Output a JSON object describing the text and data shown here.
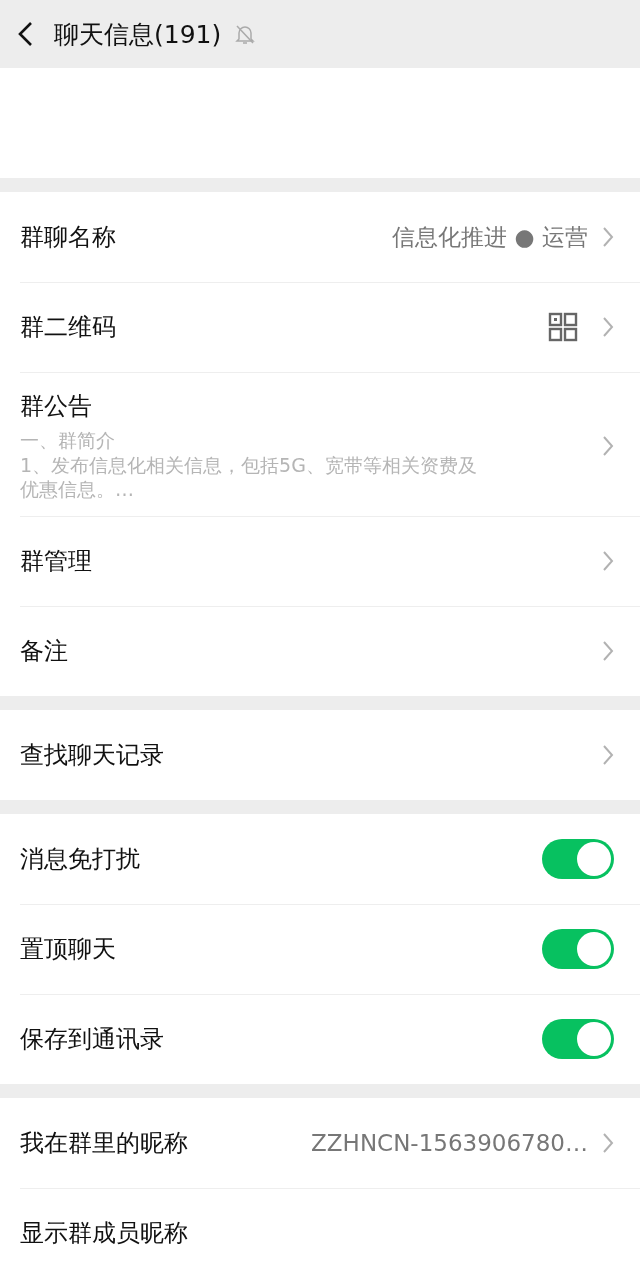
{
  "header": {
    "title": "聊天信息(191)",
    "muted": true
  },
  "sections": [
    {
      "rows": [
        {
          "kind": "nav",
          "label": "群聊名称",
          "value": "信息化推进 ● 运营"
        },
        {
          "kind": "qr",
          "label": "群二维码"
        },
        {
          "kind": "notice",
          "label": "群公告",
          "lines": [
            "一、群简介",
            "1、发布信息化相关信息，包括5G、宽带等相关资费及",
            "优惠信息。…"
          ]
        },
        {
          "kind": "nav",
          "label": "群管理"
        },
        {
          "kind": "nav",
          "label": "备注"
        }
      ]
    },
    {
      "rows": [
        {
          "kind": "nav",
          "label": "查找聊天记录"
        }
      ]
    },
    {
      "rows": [
        {
          "kind": "toggle",
          "label": "消息免打扰",
          "on": true
        },
        {
          "kind": "toggle",
          "label": "置顶聊天",
          "on": true
        },
        {
          "kind": "toggle",
          "label": "保存到通讯录",
          "on": true
        }
      ]
    },
    {
      "rows": [
        {
          "kind": "nav",
          "label": "我在群里的昵称",
          "value": "ZZHNCN-1563906780…"
        },
        {
          "kind": "plain",
          "label": "显示群成员昵称"
        }
      ]
    }
  ]
}
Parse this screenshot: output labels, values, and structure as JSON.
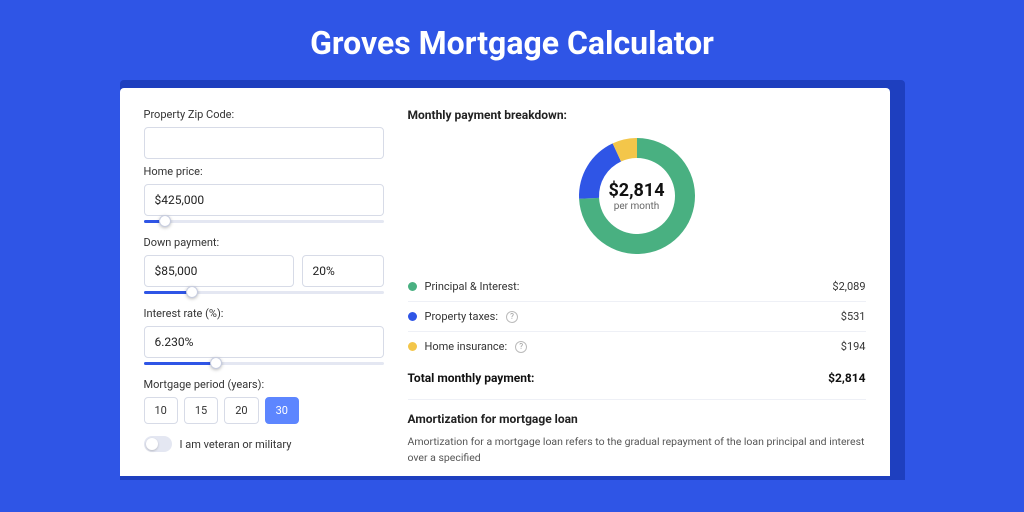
{
  "title": "Groves Mortgage Calculator",
  "colors": {
    "principal": "#49b081",
    "taxes": "#2f55e6",
    "insurance": "#f3c64a"
  },
  "left": {
    "zip_label": "Property Zip Code:",
    "zip_value": "",
    "home_price_label": "Home price:",
    "home_price_value": "$425,000",
    "home_price_slider_pct": 9,
    "down_label": "Down payment:",
    "down_value": "$85,000",
    "down_pct_value": "20%",
    "down_slider_pct": 20,
    "rate_label": "Interest rate (%):",
    "rate_value": "6.230%",
    "rate_slider_pct": 30,
    "period_label": "Mortgage period (years):",
    "periods": [
      "10",
      "15",
      "20",
      "30"
    ],
    "period_active": "30",
    "veteran_label": "I am veteran or military"
  },
  "right": {
    "breakdown_title": "Monthly payment breakdown:",
    "donut_value": "$2,814",
    "donut_sub": "per month",
    "items": [
      {
        "label": "Principal & Interest:",
        "value": "$2,089",
        "color": "g",
        "info": false
      },
      {
        "label": "Property taxes:",
        "value": "$531",
        "color": "b",
        "info": true
      },
      {
        "label": "Home insurance:",
        "value": "$194",
        "color": "y",
        "info": true
      }
    ],
    "total_label": "Total monthly payment:",
    "total_value": "$2,814",
    "amort_title": "Amortization for mortgage loan",
    "amort_text": "Amortization for a mortgage loan refers to the gradual repayment of the loan principal and interest over a specified"
  },
  "chart_data": {
    "type": "pie",
    "title": "Monthly payment breakdown",
    "series": [
      {
        "name": "Principal & Interest",
        "value": 2089,
        "color": "#49b081"
      },
      {
        "name": "Property taxes",
        "value": 531,
        "color": "#2f55e6"
      },
      {
        "name": "Home insurance",
        "value": 194,
        "color": "#f3c64a"
      }
    ],
    "total": 2814
  }
}
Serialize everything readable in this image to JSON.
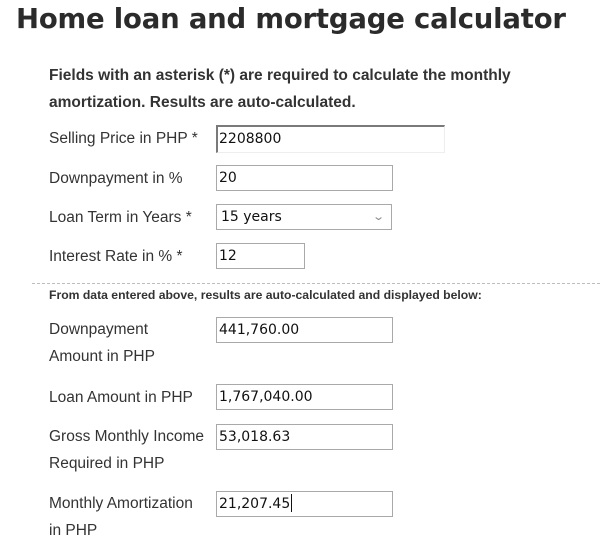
{
  "header": {
    "title": "Home loan and mortgage calculator"
  },
  "intro": {
    "text": "Fields with an asterisk (*) are required to calculate the monthly amortization. Results are auto-calculated."
  },
  "inputs": {
    "selling_price": {
      "label": "Selling Price in PHP *",
      "value": "2208800"
    },
    "downpayment_pct": {
      "label": "Downpayment in %",
      "value": "20"
    },
    "loan_term": {
      "label": "Loan Term in Years *",
      "value": "15 years",
      "icon": "chevron-down-icon"
    },
    "interest_rate": {
      "label": "Interest Rate in % *",
      "value": "12"
    }
  },
  "results_note": "From data entered above, results are auto-calculated and displayed below:",
  "results": {
    "downpayment_amount": {
      "label_line1": "Downpayment",
      "label_line2": "Amount in PHP",
      "value": "441,760.00"
    },
    "loan_amount": {
      "label": "Loan Amount in PHP",
      "value": "1,767,040.00"
    },
    "gross_income": {
      "label_line1": "Gross Monthly Income",
      "label_line2": "Required in PHP",
      "value": "53,018.63"
    },
    "monthly_amortization": {
      "label_line1": "Monthly Amortization",
      "label_line2": "in PHP",
      "value": "21,207.45"
    }
  }
}
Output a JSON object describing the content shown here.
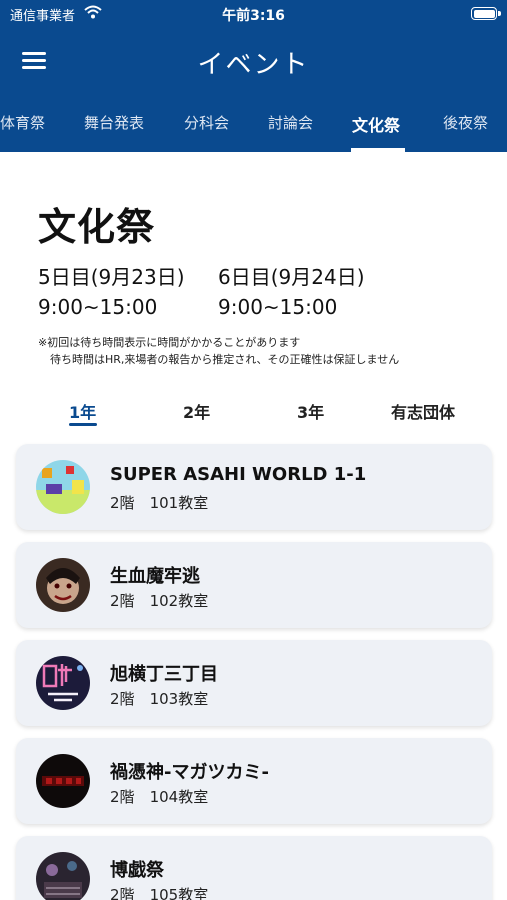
{
  "status_bar": {
    "carrier": "通信事業者",
    "time": "午前3:16"
  },
  "header": {
    "title": "イベント"
  },
  "nav_tabs": [
    "体育祭",
    "舞台発表",
    "分科会",
    "討論会",
    "文化祭",
    "後夜祭"
  ],
  "active_tab": "文化祭",
  "page": {
    "title": "文化祭",
    "days": [
      {
        "label": "5日目(9月23日)",
        "hours": "9:00~15:00"
      },
      {
        "label": "6日目(9月24日)",
        "hours": "9:00~15:00"
      }
    ],
    "notes": [
      "※初回は待ち時間表示に時間がかかることがあります",
      "待ち時間はHR,来場者の報告から推定され、その正確性は保証しません"
    ]
  },
  "grade_tabs": [
    "1年",
    "2年",
    "3年",
    "有志団体"
  ],
  "active_grade": "1年",
  "events": [
    {
      "name": "SUPER ASAHI WORLD 1-1",
      "floor": "2階",
      "room": "101教室"
    },
    {
      "name": "生血魔牢逃",
      "floor": "2階",
      "room": "102教室"
    },
    {
      "name": "旭横丁三丁目",
      "floor": "2階",
      "room": "103教室"
    },
    {
      "name": "禍憑神-マガツカミ-",
      "floor": "2階",
      "room": "104教室"
    },
    {
      "name": "博戯祭",
      "floor": "2階",
      "room": "105教室"
    }
  ],
  "colors": {
    "header_bg": "#0a4a8f",
    "card_bg": "#eef1f6",
    "accent": "#0a4a8f"
  }
}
+-------+
YOUR GOAL
Each record should be quoted exactly, with the images omitted.

SOLUTION FOR THIS TASK
Output a JSON object describing the text and data shown here.
{
  "header": {
    "title": "聊天信息(191)",
    "muted": true
  },
  "sections": [
    {
      "rows": [
        {
          "kind": "nav",
          "label": "群聊名称",
          "value": "信息化推进 ● 运营"
        },
        {
          "kind": "qr",
          "label": "群二维码"
        },
        {
          "kind": "notice",
          "label": "群公告",
          "lines": [
            "一、群简介",
            "1、发布信息化相关信息，包括5G、宽带等相关资费及",
            "优惠信息。…"
          ]
        },
        {
          "kind": "nav",
          "label": "群管理"
        },
        {
          "kind": "nav",
          "label": "备注"
        }
      ]
    },
    {
      "rows": [
        {
          "kind": "nav",
          "label": "查找聊天记录"
        }
      ]
    },
    {
      "rows": [
        {
          "kind": "toggle",
          "label": "消息免打扰",
          "on": true
        },
        {
          "kind": "toggle",
          "label": "置顶聊天",
          "on": true
        },
        {
          "kind": "toggle",
          "label": "保存到通讯录",
          "on": true
        }
      ]
    },
    {
      "rows": [
        {
          "kind": "nav",
          "label": "我在群里的昵称",
          "value": "ZZHNCN-1563906780…"
        },
        {
          "kind": "plain",
          "label": "显示群成员昵称"
        }
      ]
    }
  ]
}
Parse this screenshot: output labels, values, and structure as JSON.
{
  "title": "Groves Mortgage Calculator",
  "colors": {
    "principal": "#49b081",
    "taxes": "#2f55e6",
    "insurance": "#f3c64a"
  },
  "left": {
    "zip_label": "Property Zip Code:",
    "zip_value": "",
    "home_price_label": "Home price:",
    "home_price_value": "$425,000",
    "home_price_slider_pct": 9,
    "down_label": "Down payment:",
    "down_value": "$85,000",
    "down_pct_value": "20%",
    "down_slider_pct": 20,
    "rate_label": "Interest rate (%):",
    "rate_value": "6.230%",
    "rate_slider_pct": 30,
    "period_label": "Mortgage period (years):",
    "periods": [
      "10",
      "15",
      "20",
      "30"
    ],
    "period_active": "30",
    "veteran_label": "I am veteran or military"
  },
  "right": {
    "breakdown_title": "Monthly payment breakdown:",
    "donut_value": "$2,814",
    "donut_sub": "per month",
    "items": [
      {
        "label": "Principal & Interest:",
        "value": "$2,089",
        "color": "g",
        "info": false
      },
      {
        "label": "Property taxes:",
        "value": "$531",
        "color": "b",
        "info": true
      },
      {
        "label": "Home insurance:",
        "value": "$194",
        "color": "y",
        "info": true
      }
    ],
    "total_label": "Total monthly payment:",
    "total_value": "$2,814",
    "amort_title": "Amortization for mortgage loan",
    "amort_text": "Amortization for a mortgage loan refers to the gradual repayment of the loan principal and interest over a specified"
  },
  "chart_data": {
    "type": "pie",
    "title": "Monthly payment breakdown",
    "series": [
      {
        "name": "Principal & Interest",
        "value": 2089,
        "color": "#49b081"
      },
      {
        "name": "Property taxes",
        "value": 531,
        "color": "#2f55e6"
      },
      {
        "name": "Home insurance",
        "value": 194,
        "color": "#f3c64a"
      }
    ],
    "total": 2814
  }
}
Serialize everything readable in this image to JSON.
{
  "header": {
    "title": "Home loan and mortgage calculator"
  },
  "intro": {
    "text": "Fields with an asterisk (*) are required to calculate the monthly amortization. Results are auto-calculated."
  },
  "inputs": {
    "selling_price": {
      "label": "Selling Price in PHP *",
      "value": "2208800"
    },
    "downpayment_pct": {
      "label": "Downpayment in %",
      "value": "20"
    },
    "loan_term": {
      "label": "Loan Term in Years *",
      "value": "15 years",
      "icon": "chevron-down-icon"
    },
    "interest_rate": {
      "label": "Interest Rate in % *",
      "value": "12"
    }
  },
  "results_note": "From data entered above, results are auto-calculated and displayed below:",
  "results": {
    "downpayment_amount": {
      "label_line1": "Downpayment",
      "label_line2": "Amount in PHP",
      "value": "441,760.00"
    },
    "loan_amount": {
      "label": "Loan Amount in PHP",
      "value": "1,767,040.00"
    },
    "gross_income": {
      "label_line1": "Gross Monthly Income",
      "label_line2": "Required in PHP",
      "value": "53,018.63"
    },
    "monthly_amortization": {
      "label_line1": "Monthly Amortization",
      "label_line2": "in PHP",
      "value": "21,207.45"
    }
  }
}
Output a JSON object describing the content shown here.
{
  "status_bar": {
    "carrier": "通信事業者",
    "time": "午前3:16"
  },
  "header": {
    "title": "イベント"
  },
  "nav_tabs": [
    "体育祭",
    "舞台発表",
    "分科会",
    "討論会",
    "文化祭",
    "後夜祭"
  ],
  "active_tab": "文化祭",
  "page": {
    "title": "文化祭",
    "days": [
      {
        "label": "5日目(9月23日)",
        "hours": "9:00~15:00"
      },
      {
        "label": "6日目(9月24日)",
        "hours": "9:00~15:00"
      }
    ],
    "notes": [
      "※初回は待ち時間表示に時間がかかることがあります",
      "待ち時間はHR,来場者の報告から推定され、その正確性は保証しません"
    ]
  },
  "grade_tabs": [
    "1年",
    "2年",
    "3年",
    "有志団体"
  ],
  "active_grade": "1年",
  "events": [
    {
      "name": "SUPER ASAHI WORLD 1-1",
      "floor": "2階",
      "room": "101教室"
    },
    {
      "name": "生血魔牢逃",
      "floor": "2階",
      "room": "102教室"
    },
    {
      "name": "旭横丁三丁目",
      "floor": "2階",
      "room": "103教室"
    },
    {
      "name": "禍憑神-マガツカミ-",
      "floor": "2階",
      "room": "104教室"
    },
    {
      "name": "博戯祭",
      "floor": "2階",
      "room": "105教室"
    }
  ],
  "colors": {
    "header_bg": "#0a4a8f",
    "card_bg": "#eef1f6",
    "accent": "#0a4a8f"
  }
}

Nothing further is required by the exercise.